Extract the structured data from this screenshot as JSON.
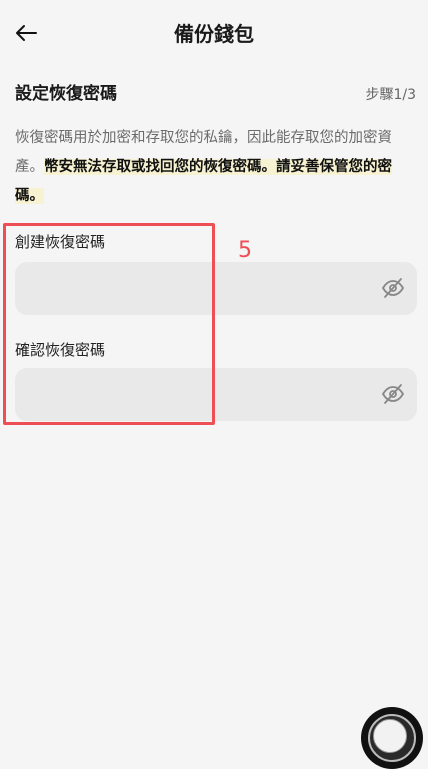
{
  "header": {
    "title": "備份錢包",
    "back_icon": "arrow-left-icon"
  },
  "section": {
    "title": "設定恢復密碼",
    "step": "步驟1/3"
  },
  "description": {
    "normal": "恢復密碼用於加密和存取您的私鑰，因此能存取您的加密資產。",
    "warning": "幣安無法存取或找回您的恢復密碼。請妥善保管您的密碼。"
  },
  "fields": {
    "create": {
      "label": "創建恢復密碼",
      "value": "",
      "toggle_icon": "eye-off-icon"
    },
    "confirm": {
      "label": "確認恢復密碼",
      "value": "",
      "toggle_icon": "eye-off-icon"
    }
  },
  "annotation": {
    "number": "5",
    "color": "#ee4e55"
  },
  "colors": {
    "background": "#f5f5f5",
    "input_bg": "#e9e9e9",
    "warning_highlight": "#f7f3d2"
  }
}
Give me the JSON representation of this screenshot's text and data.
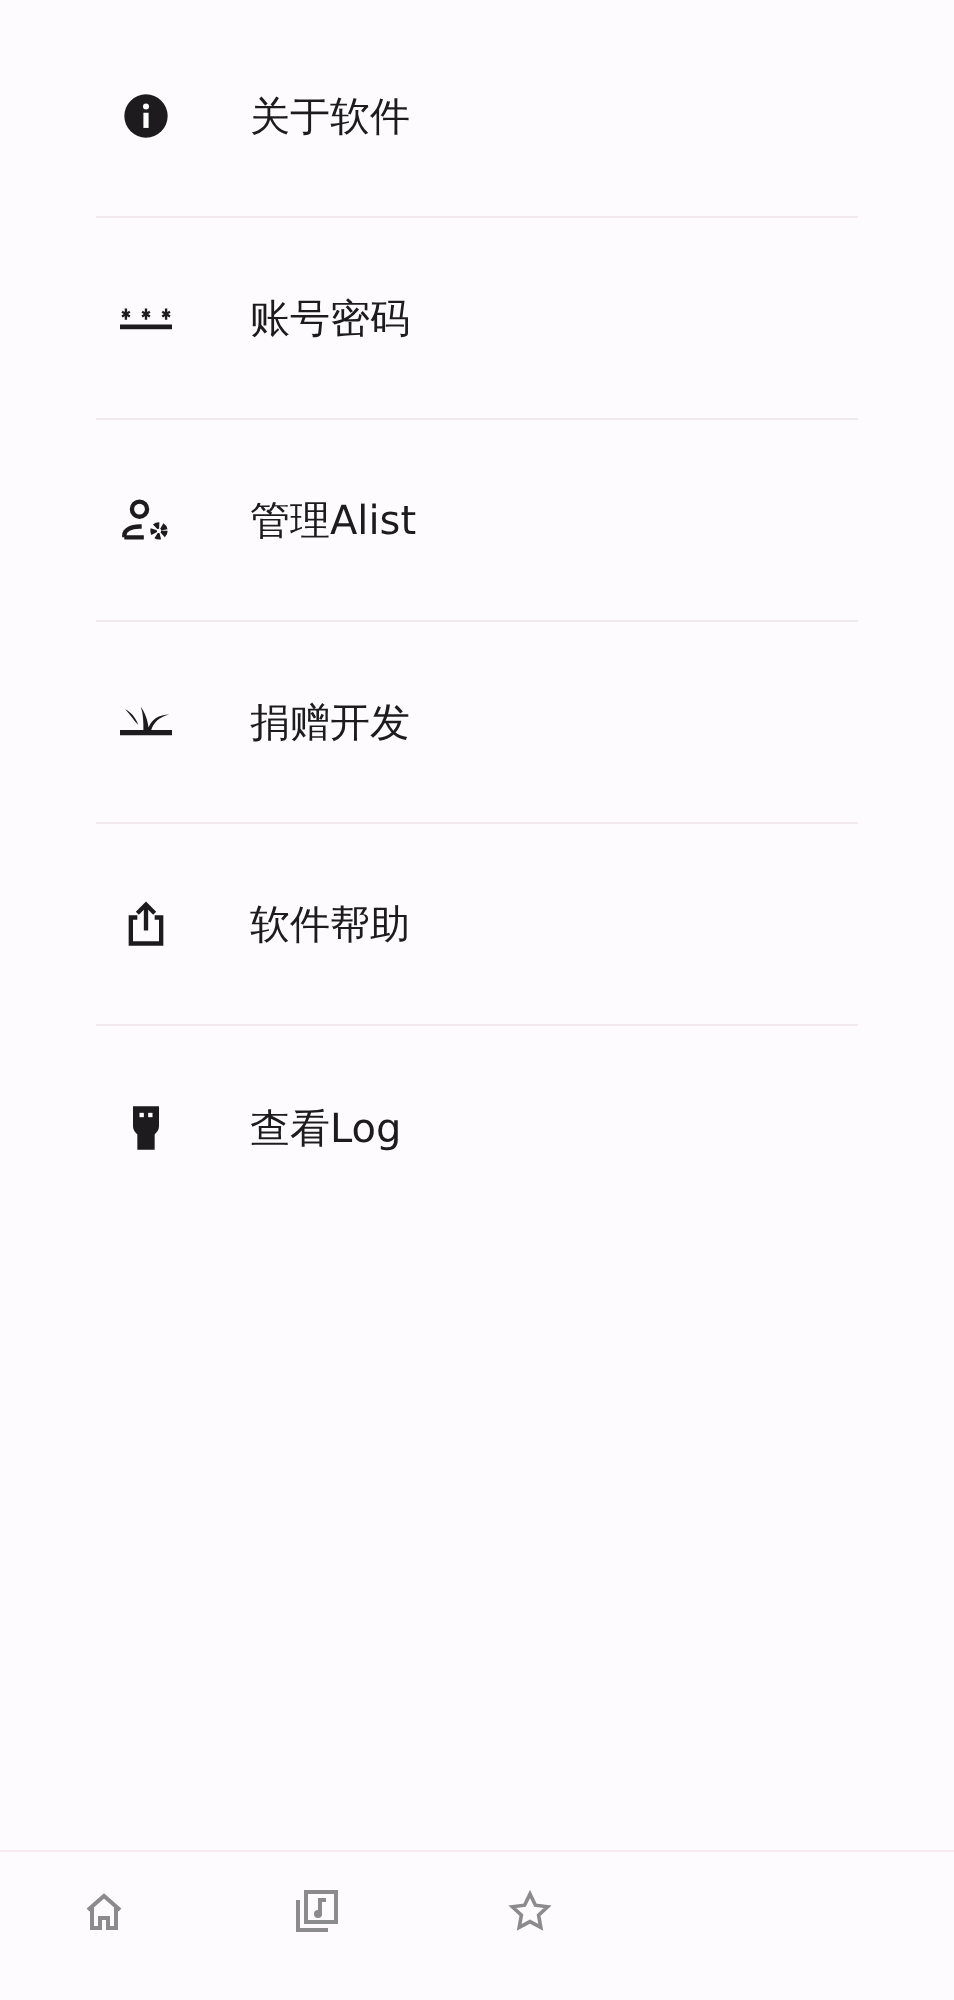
* * * * * * *
▶ [TO BE DONE]:
Copy all lines from the data that hold the word "screenshot".

▶ [OUTPUT]:
Extract the structured data from this screenshot as JSON.
Give me the JSON representation of this screenshot's text and data.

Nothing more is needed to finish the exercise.